ТЕКСТ ДЛЯ ЧТЕНИЯ>
▼▼▼

Пошел в первый класс. Время голодное, тяжелое. Не забудет тех бураков, капусты, картошечки, что давали необходимые калории, занимавшимся тяжелым сельским трудом людям.
Учителя были из восточной части нашей страны и из России. А население на польском больше говорило, поэтому понимали друг друга с трудом. Сразу в хатах частных, в Черном Луге, школа была начальная. Ему семь, а сестре пятнадцать - в первый класс вместе пошли.
Помнит, как вместе с мамой половину вечера слово одно не могли прочитать, всей семьей не могли осилить. Пришла сестра, той лучше грамота давалась, старше была - да и прочла. А слово то было "Сталин".
В начальную школу ходил и за 7 км. Метели, волки, стежки заметены, дорог в их нынешнем понимании и не было, как таковых. Один с хутора шел, потом добавлялась ребятня. Проваливаясь в сугробы до пояса, стараясь ближе к краю поля, к кустам. И чтоб не потеряться.
Ходил косить в колхоз - все дивились юному пареньку Тонкевичу. Первый покос помнит: тело все болело. И теперь косу держит, в свой 81 фактически. Второй год только, как корову продали. Но кроликов держат, поэтому продолжает косить, и покосы те ровненькие, загляденье, не чета тем, что после новомодных триммеров-бензокосов.
В 8-м классе в школе в Вишнево продолжить образование не смог, тогда еще за школу платили. Мама больная была, хоть немного нужно было средств, но и этих денег не было.
Весной кончил учебу, и его пригласили в колхоз помощником бригадира. Лет четырнадцать Яну тогда было.
Сорок мужчин было в деревне тогда, выходили косить вместе, 14-летний Тонкевич - в их числе.
Учетчиком замерял сделанное колхозниками, помощником бригадира был - "с соколиным глазом". Сколько каждая женщина льна натеребила, сколько скосили, сжали, убрали, посадили - он мерил и вел учет. Он определял на глаз - перемеряли, подтверждалось. Народ поверил молодому бригадиру - был справедливый, в Бога верил.
Потом и в партии ему верили. Были и коммунисты, которые верили в Бога.
Кончилась уборка - взяли в контору на зиму. Начисляли "палки", за которые ничего не платили, а писанины много было. Вспоминаются 100 граммов зерна на трудодень, не зерна, причем, а мякины.
Сестры маленькие ходили лен мять - желобок и сверху другой желобок, между ними и мяли лен. Нынешнее поколение об этом тяжком труде и не знает.
Пошел в армию. Проводы были, но не за столом. В конторе до обеда отработал. Крышу поправил. В обед пришла его родня провожать - Янак в армию отходит. Бабки рвали лен недалеко. С водкой проводить - и речи не было. Повезли его конем в Юратишки. Дали паек в дорогу - сало было тоненькое, помнится, и хлеба кусочек.
Забрали в Гродно, спустя несколько недель отправили в Казахстан. Ехали в "телятнике" три недели, эшелон был забит под завязку молодыми солдатиками. Пели в пути: "Здравствуй, земля целинная…".
Не военная подготовка ждала новобранцев, а труд на целинных полях, хлеборобские хлопоты. Это было знакомо. Поля удивляли - бескрайние, а хлеба - нет, маленькие какие-то, куцые. Степь - нигде ни куста, ни пташечки, беркуты да суслики.

▲▲▲

ФРАГМЕНТЫ ЗАПИСЕЙ>
▼▼▼

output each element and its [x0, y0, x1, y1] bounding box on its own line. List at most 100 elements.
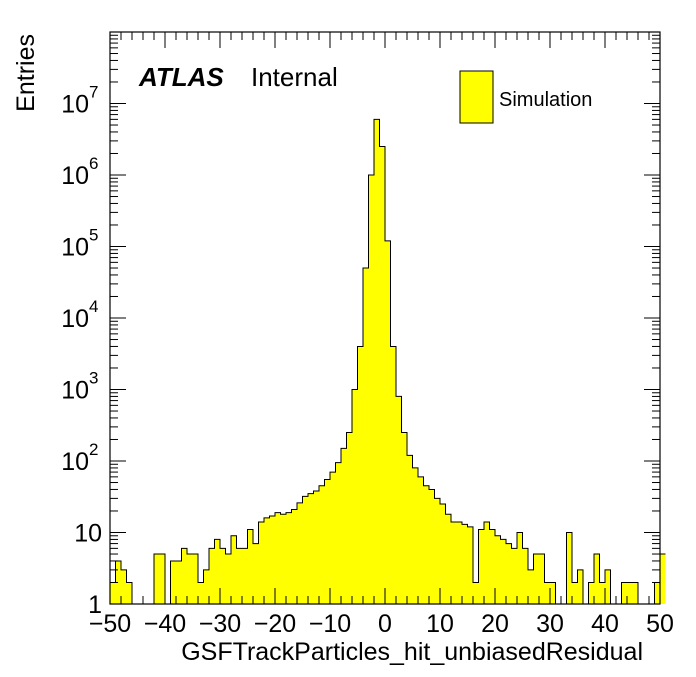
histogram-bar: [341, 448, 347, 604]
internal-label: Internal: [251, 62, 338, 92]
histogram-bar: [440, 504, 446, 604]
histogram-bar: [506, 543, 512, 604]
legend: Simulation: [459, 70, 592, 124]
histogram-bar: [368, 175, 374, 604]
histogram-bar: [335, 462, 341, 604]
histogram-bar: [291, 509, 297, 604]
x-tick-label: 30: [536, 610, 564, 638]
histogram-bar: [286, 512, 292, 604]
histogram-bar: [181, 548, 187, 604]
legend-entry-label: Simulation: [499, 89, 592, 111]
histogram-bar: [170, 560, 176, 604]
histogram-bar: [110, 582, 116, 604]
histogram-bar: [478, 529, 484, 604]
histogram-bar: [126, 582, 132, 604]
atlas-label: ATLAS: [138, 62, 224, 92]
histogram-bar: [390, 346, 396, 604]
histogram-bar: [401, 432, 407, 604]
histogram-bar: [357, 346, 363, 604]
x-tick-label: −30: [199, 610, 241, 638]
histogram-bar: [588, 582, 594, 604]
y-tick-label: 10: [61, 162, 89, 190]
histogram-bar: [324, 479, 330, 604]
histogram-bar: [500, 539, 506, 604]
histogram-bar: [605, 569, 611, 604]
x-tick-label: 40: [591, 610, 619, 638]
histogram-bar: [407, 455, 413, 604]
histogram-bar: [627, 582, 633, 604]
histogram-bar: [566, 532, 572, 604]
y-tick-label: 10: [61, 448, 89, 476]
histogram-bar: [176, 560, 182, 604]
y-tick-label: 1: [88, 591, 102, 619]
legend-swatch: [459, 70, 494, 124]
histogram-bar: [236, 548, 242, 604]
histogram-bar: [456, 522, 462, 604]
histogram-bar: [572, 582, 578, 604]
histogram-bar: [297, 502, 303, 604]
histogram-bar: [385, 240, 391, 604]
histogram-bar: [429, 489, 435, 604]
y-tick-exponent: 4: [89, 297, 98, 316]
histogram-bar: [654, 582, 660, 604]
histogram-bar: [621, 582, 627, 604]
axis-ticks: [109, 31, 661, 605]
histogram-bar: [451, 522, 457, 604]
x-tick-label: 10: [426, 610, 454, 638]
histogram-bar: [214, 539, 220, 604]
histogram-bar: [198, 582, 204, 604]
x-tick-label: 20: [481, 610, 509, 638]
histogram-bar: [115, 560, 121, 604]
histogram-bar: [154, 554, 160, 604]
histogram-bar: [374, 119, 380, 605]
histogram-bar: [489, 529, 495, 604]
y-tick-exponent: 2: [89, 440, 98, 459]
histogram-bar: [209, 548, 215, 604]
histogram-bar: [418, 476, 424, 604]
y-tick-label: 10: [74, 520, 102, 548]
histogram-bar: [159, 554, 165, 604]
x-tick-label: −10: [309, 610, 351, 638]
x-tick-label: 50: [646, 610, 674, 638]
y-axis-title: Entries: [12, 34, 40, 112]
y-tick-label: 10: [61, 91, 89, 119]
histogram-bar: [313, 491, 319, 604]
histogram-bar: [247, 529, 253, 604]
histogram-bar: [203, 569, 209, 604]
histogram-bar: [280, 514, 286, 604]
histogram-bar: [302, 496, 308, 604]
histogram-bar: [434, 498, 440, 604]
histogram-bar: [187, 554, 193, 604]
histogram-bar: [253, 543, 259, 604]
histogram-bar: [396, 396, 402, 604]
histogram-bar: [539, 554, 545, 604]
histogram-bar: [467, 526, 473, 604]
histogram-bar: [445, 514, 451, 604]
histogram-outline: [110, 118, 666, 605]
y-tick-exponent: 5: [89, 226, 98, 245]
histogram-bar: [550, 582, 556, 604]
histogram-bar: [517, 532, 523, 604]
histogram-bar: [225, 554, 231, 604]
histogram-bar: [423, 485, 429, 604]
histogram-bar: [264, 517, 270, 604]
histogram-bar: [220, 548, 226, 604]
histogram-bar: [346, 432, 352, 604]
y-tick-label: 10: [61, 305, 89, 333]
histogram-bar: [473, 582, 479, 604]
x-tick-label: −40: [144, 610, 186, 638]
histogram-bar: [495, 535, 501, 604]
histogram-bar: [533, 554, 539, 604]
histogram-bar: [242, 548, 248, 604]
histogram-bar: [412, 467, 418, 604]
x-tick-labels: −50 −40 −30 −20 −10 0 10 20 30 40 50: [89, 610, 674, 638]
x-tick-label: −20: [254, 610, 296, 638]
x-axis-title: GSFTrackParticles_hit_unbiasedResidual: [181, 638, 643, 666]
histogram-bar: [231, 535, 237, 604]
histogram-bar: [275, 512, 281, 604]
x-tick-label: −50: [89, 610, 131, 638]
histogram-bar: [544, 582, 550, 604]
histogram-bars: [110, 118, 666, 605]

▲▲▲

ЗАДАНИЕ A> Перепишите, пожалуйста, без изменений отрывок текста о Тонкевиче от слов «Пошел в первый» до слов «чтоб не потеряться.».
ЗАДАНИЕ B> Допишите продолжение текста о Тонкевиче, начиная сразу после его последнего предложения.
Записи представляют собой отдельный материал, не связанный с текстом о Тонкевиче.

ОТВЕТ К ЗАДАНИЮ A>
Пошел в первый класс. Время голодное, тяжелое. Не забудет тех бураков, капусты, картошечки, что давали необходимые калории, занимавшимся тяжелым сельским трудом людям.
Учителя были из восточной части нашей страны и из России. А население на польском больше говорило, поэтому понимали друг друга с трудом. Сразу в хатах частных, в Черном Луге, школа была начальная. Ему семь, а сестре пятнадцать - в первый класс вместе пошли.
Помнит, как вместе с мамой половину вечера слово одно не могли прочитать, всей семьей не могли осилить. Пришла сестра, той лучше грамота давалась, старше была - да и прочла. А слово то было "Сталин".
В начальную школу ходил и за 7 км. Метели, волки, стежки заметены, дорог в их нынешнем понимании и не было, как таковых. Один с хутора шел, потом добавлялась ребятня. Проваливаясь в сугробы до пояса, стараясь ближе к краю поля, к кустам. И чтоб не потеряться.

ОТВЕТ К ЗАДАНИЮ B>
Поставили Яна Тонкевича помощником комбайнера, как раз к уборочной успели. Пахали от зари до зари, голова болела, помнит, постоянно.
Техника тогда была самая примитивная, комбайном "Сталинец" убирали, был такой.
Весь Советский Союз целину поднимал. Воды не было в степи. Таскали из дальних мест: нужна она была и людям, и технике. Зерно редкое сыпалось в кузова и бункера, не такое, как у нас. Чистое зерно, травы не росли там. Хотя и наши урожаи были выше на порядок, но брали размахом полей - не видно было, где они кончались.
Казус помнит: "Залей воды в радиатор", - команду дал комбайнер Иван Пучок, украинец. Темно было, ночью, да и о нахождении радиатора смутно знал - бухнул ведро воды, как оказалось, в бункер с зерном.
До часу, до двух ночи убирали. Голодные, чуть с ног не падали… Приходили ночью к своему обеду, припорошенному песком - на порции два пальца песка было навеяно (пески там ветер там гонял, как у нас метелица снег). И очистить сложно было те каши, песок на зубах хрустел. Вспоминал тогда свою бабушку, которая плакала, что плохо ел. Приговаривала все: " Может варенья, внучек, может блинчик с маслицем?".
Теперь на целине и черствый, запорошенный целинным песком, хлеб был вкусный.
В то время в родной деревне с продуктами уже было значительно легче.
Потом взяли "писарем" - реестры писал, аккуратиста репутация была. Но не только этим занимался. Приходилось за 15 минут совками ГАЗ-53 четырехтонный зерном засыпать. Всего было на целине - и кровавых мозолей предостаточно, в том числе.
Машина перевернулась как-то в Казахстане бортовая с солдатами, и ему волосы снесло здорово, солдат погиб в той аварии. А Ян долго ходил в бинтах и со шрамами на лице.
Позже перебросили из Казахстана в Омск на автомашине. Станция Коломзино навсегда запомнилась. Отогревались в помещении автовокзала, бухгалтерию оккупировали, коридоры большие, всем место нашлось. Счастливые, еле отогрелись, позасыпали на полу. Приходит уборщица на вокзал утром, все солдатики спят мертвым сном, как убитые. "Ребятки, поднимайтесь!" - ноль реакции. Спал чутко крестьянский сын, прокричал: "Рота, подъем!" - мигом вскочили все.
На севере в Мурманске служил в авиации, обслуживали технически аэродромную часть. Он - столяр от Бога, а такая профессия в любой войсковой части востребована.
Вернулся из армии. Председателем колхоза был партизан Великой Отечественной войны Бурак из Вилейского района.
Практически ничего люди в колхозе не получали, не платили тогда денег крестьянину.
Сестры, как вернулся "довбовичский солдат Бровкин" из армии, купили ему вскладчину спортивный костюм. Гражданской одежды не было. Встретили со слезами радости.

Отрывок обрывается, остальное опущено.